» Textabschnitt:

Auf einer Lesereise von Gabriel Garcia Marquez überreichte Gunnar dem Starliteraten eine zweiseitige Kurzgeschichte aus seiner Feder - mit der Bemerkung, das Schreiben sei sein viertes Standbein. So idiotisch wie diese Metapher war auch der übergebene Text. Zu diesem Urteil gelangten selbst Laien mühelos, wenn sie die von Gunnar "gestaltete" Website besuchten, die überwiegend aus falschen Links und brutalem Baukasten-Design bestand. Für dieses Unterhaltungs- und Informationsvakuum ließ Gunnar übrigens Visitenkarten mit der Aufschrift "G. Diebermuth Webdesign. Taste the experience under: http://www..." drucken.

Eine andere Potentielle ist jene Judith, die einst stolz auf ihren Nachnamen verzichtete, weil er "die bürgerlichen Hemmschuhe ihrer ihr selbst fremden Vergangenheit repräsentiert", wie sie auf dem Backcover ihrer selbstgebrannten CD äußert. Der Tonträger enthält 17 deutschsprachige Lieder, die an Celine Dion nach einer sechsmonatigen Kur auf einem Allgäuer Bauernhof erinnern. Aber Judith malt auch; daher befinden sich auf der CD einige Bilddateien mit grobkörnigen Fotos von ihren Verbrechen in Öl und Acryl. Auf Partys pflegt Judith dann zu allem Unglück noch "Body-Performances" aufzuführen, bei denen sie ihre speckigen Hüften mit Marmelade einschmiert und dabei spirituell zum Schlumpf-Goa-Sound Brunftlaute ausstößt. Judith ist gelernte Bürokauffrau und arbeitet mittlerweile bei einer Spedition.

Der Misanthrop fragt sich, warum Versicherungsmakler in ihrem Privatleben nicht einfach nur kegeln oder Fußball spielen können, sondern sich als potentielle Philosophen geben, wieso Pullunderträger aus der New Economy meinen, sie könnten einem Journalisten die Heisenbergsche Unschärferelation erklären, und weswegen Erdkundelehrer unbedingt Karaoke-Shows in Vorstadtkneipen moderieren wollen.

Merke: Der bei seinen Leisten bleibende Schuster ist immer noch der Erträglichere unter all den schwer zu Ertragenden.

» Datenzeilen:
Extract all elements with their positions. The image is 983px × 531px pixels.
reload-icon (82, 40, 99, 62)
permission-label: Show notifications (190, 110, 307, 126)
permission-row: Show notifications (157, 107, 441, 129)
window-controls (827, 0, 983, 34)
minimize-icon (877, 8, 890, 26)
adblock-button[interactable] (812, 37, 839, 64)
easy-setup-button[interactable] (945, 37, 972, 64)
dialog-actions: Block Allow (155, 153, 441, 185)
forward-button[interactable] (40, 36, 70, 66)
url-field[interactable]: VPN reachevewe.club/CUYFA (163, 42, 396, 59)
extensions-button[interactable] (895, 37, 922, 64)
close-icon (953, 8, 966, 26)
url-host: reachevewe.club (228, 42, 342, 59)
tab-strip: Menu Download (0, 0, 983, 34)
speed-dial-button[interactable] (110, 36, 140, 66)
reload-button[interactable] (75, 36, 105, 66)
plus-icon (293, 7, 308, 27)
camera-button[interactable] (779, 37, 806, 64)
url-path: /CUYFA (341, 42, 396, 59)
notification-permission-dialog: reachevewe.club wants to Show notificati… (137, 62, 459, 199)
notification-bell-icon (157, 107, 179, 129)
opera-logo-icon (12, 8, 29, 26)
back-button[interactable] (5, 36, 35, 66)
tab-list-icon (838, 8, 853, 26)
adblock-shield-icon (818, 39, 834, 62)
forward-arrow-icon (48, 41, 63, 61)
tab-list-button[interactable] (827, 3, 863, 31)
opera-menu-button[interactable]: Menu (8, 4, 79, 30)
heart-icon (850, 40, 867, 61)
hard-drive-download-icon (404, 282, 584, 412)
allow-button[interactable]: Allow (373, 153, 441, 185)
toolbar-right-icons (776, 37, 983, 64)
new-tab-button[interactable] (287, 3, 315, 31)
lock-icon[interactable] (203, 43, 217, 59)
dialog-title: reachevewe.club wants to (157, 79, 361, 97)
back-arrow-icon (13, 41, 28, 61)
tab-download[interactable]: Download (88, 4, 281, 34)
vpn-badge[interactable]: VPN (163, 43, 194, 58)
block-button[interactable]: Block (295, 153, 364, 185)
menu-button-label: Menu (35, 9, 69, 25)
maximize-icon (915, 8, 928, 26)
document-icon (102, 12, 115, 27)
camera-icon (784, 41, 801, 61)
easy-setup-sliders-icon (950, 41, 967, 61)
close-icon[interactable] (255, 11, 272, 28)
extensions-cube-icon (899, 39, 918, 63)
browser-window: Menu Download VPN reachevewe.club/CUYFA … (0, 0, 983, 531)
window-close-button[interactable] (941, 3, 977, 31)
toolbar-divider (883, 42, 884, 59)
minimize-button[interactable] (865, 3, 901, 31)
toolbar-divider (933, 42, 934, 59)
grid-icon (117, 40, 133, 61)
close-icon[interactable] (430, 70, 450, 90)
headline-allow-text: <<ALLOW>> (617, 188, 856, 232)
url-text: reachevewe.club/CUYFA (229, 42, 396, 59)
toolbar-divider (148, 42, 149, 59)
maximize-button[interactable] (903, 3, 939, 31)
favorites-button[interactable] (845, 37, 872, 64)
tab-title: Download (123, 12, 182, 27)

» Ziel A:
Schreibe die Passage des Textabschnitts neu, die mit den Worten „Eine andere Potentielle“ beginnt und mit „bei einer Spedition.“ endet, und setze dabei „Druckerei“ an die Stelle von „Spedition“.
» Ziel B:
Fasse den Absatz des Textabschnitts, der mit „Der Misanthrop fragt sich“ beginnt, als Aufzählung zusammen, ohne seine wesentlichen Aussagen wegzulassen.
Stütze dich ausschließlich auf den Textabschnitt.

» Antwort A:
Eine andere Potentielle ist jene Judith, die einst stolz auf ihren Nachnamen verzichtete, weil er "die bürgerlichen Hemmschuhe ihrer ihr selbst fremden Vergangenheit repräsentiert", wie sie auf dem Backcover ihrer selbstgebrannten CD äußert. Der Tonträger enthält 17 deutschsprachige Lieder, die an Celine Dion nach einer sechsmonatigen Kur auf einem Allgäuer Bauernhof erinnern. Aber Judith malt auch; daher befinden sich auf der CD einige Bilddateien mit grobkörnigen Fotos von ihren Verbrechen in Öl und Acryl. Auf Partys pflegt Judith dann zu allem Unglück noch "Body-Performances" aufzuführen, bei denen sie ihre speckigen Hüften mit Marmelade einschmiert und dabei spirituell zum Schlumpf-Goa-Sound Brunftlaute ausstößt. Judith ist gelernte Bürokauffrau und arbeitet mittlerweile bei einer Druckerei.

» Antwort B:
Der Misanthrop fragt sich,
- warum Versicherungsmakler privat nicht einfach kegeln oder Fußball spielen, sondern sich als potentielle Philosophen geben,
- wieso Pullunderträger aus der New Economy meinen, einem Journalisten die Heisenbergsche Unschärferelation erklären zu können,
- weswegen Erdkundelehrer unbedingt Karaoke-Shows in Vorstadtkneipen moderieren wollen.